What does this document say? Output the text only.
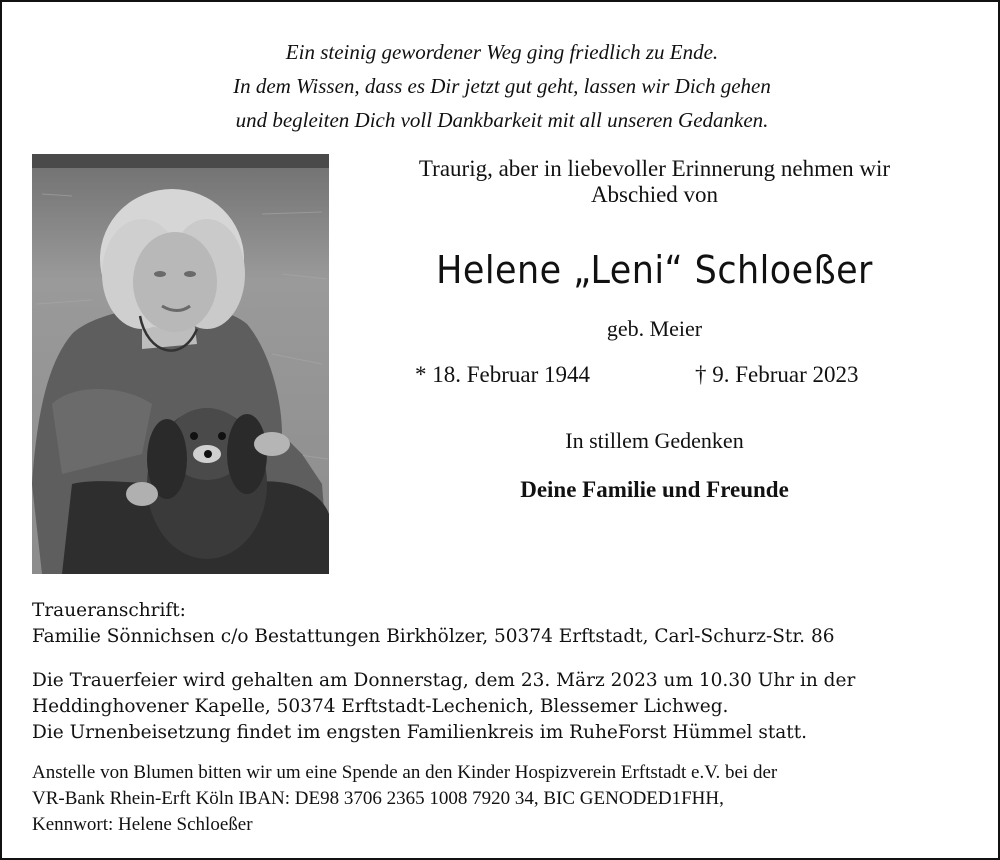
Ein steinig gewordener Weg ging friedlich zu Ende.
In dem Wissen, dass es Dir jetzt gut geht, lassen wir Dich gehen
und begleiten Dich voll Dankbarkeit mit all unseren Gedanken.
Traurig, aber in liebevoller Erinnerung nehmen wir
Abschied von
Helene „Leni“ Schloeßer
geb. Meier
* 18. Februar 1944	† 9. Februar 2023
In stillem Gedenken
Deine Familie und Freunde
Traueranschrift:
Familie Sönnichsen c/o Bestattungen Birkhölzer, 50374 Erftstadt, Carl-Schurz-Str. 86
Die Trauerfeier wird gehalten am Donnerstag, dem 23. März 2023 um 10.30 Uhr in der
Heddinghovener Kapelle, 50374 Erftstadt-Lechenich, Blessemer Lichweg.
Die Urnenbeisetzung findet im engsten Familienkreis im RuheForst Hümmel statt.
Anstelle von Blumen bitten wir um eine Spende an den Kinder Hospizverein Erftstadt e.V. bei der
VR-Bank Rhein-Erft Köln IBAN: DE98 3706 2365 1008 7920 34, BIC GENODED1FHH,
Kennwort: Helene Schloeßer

**Given request**: Copy whichever lines in the listing above contain the word "Dich".

**Written answer**:
In dem Wissen, dass es Dir jetzt gut geht, lassen wir Dich gehen
und begleiten Dich voll Dankbarkeit mit all unseren Gedanken.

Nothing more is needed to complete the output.